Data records
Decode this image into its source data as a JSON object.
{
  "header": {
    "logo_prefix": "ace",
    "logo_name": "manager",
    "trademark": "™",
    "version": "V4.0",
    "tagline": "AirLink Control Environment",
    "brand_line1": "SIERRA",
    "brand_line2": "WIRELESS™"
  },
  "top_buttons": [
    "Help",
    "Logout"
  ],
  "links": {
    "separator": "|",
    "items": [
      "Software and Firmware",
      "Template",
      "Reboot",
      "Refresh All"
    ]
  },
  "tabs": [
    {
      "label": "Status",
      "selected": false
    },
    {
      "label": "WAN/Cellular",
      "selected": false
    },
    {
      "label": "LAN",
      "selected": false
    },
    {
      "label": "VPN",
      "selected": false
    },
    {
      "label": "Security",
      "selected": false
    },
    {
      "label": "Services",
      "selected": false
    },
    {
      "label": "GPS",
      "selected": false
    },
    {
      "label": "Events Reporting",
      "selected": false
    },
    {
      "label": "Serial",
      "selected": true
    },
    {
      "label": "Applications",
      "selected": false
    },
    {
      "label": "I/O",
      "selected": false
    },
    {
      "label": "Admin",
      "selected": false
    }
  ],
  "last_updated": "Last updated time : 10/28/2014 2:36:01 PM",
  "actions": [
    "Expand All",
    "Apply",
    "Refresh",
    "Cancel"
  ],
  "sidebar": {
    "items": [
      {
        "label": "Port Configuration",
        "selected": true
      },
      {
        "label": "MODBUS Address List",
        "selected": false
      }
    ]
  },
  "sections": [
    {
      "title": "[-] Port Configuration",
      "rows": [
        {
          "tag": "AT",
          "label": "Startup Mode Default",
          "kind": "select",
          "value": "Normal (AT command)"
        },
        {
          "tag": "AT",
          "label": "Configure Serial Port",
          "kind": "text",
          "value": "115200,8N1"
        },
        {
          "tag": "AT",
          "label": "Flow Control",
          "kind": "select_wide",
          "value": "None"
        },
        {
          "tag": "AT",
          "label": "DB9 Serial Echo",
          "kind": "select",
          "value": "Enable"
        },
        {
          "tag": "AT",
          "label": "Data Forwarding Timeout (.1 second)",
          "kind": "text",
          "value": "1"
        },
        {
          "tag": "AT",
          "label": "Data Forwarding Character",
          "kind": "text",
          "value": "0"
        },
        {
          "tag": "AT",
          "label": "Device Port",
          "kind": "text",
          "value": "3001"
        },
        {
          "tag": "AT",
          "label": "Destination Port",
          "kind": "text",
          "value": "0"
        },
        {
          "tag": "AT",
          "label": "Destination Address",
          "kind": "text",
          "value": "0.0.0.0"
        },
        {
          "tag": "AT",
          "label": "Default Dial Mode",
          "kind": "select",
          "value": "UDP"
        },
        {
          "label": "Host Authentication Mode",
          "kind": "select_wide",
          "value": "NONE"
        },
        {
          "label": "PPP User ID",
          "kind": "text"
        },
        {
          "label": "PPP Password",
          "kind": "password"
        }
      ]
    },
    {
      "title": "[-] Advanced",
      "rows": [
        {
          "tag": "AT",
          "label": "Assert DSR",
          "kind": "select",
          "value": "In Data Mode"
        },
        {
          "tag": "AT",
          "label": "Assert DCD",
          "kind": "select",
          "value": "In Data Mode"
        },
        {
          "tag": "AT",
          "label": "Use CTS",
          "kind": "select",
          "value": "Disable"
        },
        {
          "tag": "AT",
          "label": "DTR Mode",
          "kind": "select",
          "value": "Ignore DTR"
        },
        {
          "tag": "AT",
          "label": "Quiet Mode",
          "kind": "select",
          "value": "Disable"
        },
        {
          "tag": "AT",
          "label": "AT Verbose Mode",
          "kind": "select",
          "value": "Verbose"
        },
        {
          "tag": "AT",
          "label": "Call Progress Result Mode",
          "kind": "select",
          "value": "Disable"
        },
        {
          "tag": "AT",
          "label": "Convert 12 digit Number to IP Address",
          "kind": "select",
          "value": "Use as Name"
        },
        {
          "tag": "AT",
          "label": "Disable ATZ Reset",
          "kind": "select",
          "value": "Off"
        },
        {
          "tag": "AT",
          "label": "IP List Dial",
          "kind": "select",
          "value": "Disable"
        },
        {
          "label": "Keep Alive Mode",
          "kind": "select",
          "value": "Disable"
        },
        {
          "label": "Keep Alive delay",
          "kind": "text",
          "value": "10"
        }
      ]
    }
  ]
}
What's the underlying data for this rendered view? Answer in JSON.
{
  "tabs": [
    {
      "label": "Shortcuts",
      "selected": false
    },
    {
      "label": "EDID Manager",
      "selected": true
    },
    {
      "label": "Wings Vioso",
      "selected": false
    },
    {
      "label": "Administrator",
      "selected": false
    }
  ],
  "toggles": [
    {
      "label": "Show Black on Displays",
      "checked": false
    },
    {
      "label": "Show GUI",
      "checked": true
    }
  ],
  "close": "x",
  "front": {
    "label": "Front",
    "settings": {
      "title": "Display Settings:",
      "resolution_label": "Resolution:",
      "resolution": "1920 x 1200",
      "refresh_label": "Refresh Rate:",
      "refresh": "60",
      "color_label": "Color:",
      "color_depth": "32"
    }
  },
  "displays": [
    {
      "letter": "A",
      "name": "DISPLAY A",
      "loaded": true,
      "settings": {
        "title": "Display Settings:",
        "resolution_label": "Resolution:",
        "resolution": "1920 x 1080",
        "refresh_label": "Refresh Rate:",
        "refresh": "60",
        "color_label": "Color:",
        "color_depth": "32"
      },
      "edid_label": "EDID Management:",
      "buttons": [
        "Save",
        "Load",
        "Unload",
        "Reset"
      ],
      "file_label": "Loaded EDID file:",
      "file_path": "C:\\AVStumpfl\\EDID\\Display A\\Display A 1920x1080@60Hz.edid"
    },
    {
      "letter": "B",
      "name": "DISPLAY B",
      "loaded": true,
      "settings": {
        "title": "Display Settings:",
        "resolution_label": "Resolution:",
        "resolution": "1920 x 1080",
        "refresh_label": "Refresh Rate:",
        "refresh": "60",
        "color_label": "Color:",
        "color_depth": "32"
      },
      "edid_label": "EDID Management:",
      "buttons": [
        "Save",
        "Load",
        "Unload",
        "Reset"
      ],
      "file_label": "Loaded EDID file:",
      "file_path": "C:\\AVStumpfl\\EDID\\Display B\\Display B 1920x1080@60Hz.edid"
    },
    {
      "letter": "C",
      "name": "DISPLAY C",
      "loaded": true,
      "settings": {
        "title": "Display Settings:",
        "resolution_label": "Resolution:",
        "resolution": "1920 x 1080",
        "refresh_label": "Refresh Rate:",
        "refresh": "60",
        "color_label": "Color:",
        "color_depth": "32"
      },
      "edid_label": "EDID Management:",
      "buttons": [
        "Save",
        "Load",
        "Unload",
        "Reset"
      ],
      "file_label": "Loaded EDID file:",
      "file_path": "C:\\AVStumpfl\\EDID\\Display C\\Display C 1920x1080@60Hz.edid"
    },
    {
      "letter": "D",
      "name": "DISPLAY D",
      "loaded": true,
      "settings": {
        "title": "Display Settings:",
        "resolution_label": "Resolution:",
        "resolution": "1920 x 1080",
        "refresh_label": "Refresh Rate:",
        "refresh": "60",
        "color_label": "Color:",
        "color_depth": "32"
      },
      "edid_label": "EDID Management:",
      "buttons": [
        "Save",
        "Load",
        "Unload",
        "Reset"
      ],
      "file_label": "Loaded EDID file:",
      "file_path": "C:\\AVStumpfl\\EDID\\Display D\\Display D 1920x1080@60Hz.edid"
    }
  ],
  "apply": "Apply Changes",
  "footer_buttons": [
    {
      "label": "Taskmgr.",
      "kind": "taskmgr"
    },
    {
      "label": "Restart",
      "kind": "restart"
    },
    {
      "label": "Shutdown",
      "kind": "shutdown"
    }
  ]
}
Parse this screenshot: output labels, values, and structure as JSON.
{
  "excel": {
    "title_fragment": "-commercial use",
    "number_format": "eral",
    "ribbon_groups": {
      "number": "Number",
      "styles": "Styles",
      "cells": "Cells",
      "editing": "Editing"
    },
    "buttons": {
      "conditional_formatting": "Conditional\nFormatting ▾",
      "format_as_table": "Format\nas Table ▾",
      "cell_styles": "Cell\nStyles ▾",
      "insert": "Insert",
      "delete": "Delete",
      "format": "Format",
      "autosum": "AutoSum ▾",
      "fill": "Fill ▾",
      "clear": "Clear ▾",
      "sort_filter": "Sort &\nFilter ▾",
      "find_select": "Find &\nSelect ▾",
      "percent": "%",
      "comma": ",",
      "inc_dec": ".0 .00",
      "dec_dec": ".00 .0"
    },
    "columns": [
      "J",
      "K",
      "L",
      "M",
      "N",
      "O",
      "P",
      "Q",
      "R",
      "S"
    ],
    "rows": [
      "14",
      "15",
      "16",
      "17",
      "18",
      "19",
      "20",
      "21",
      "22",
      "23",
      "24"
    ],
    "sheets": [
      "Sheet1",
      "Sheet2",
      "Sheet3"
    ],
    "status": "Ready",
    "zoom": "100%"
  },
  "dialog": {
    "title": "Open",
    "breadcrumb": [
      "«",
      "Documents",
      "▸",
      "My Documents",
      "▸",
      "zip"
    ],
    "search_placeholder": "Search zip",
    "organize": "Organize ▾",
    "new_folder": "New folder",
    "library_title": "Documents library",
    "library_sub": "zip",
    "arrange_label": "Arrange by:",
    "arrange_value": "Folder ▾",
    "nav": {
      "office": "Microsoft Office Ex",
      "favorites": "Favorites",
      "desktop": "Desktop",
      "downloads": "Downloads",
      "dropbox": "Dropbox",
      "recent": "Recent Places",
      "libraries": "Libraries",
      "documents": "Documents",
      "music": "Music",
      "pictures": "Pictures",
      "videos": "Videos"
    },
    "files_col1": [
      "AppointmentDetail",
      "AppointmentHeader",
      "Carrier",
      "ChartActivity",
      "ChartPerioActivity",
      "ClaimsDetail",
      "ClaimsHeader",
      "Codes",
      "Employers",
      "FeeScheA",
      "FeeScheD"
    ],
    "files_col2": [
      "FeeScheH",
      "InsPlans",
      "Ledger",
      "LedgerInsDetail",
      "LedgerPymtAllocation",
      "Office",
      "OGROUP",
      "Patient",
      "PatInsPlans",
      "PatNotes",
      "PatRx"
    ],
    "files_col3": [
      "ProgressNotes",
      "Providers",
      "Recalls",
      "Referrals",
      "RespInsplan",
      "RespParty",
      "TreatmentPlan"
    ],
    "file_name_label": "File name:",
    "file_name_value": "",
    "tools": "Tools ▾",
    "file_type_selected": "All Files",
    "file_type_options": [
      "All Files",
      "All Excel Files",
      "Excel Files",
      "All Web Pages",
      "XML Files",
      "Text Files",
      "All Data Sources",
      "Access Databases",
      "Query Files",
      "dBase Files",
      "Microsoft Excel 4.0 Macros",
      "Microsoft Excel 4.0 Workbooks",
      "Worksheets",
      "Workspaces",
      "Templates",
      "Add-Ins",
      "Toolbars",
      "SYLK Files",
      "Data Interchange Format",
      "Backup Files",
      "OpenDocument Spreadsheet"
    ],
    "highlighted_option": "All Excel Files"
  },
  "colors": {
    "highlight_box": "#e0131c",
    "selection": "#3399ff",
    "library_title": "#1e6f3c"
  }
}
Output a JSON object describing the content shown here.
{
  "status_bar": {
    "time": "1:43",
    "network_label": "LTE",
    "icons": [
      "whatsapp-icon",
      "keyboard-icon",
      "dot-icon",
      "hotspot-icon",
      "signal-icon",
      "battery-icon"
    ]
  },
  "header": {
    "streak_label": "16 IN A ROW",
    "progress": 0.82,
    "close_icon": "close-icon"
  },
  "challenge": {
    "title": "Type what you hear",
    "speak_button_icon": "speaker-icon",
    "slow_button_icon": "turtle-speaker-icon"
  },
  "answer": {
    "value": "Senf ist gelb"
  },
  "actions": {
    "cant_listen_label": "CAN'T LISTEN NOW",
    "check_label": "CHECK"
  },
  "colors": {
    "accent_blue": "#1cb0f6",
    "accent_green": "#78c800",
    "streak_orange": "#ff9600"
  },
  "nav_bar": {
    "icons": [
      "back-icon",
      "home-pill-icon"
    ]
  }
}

WHAT YOU ARE ASKED TO DO: Look through the material above. Copy each line where the word "Control" appears.

RESPONSE TO THE TASK:
    "tagline": "AirLink Control Environment",
          "label": "Flow Control",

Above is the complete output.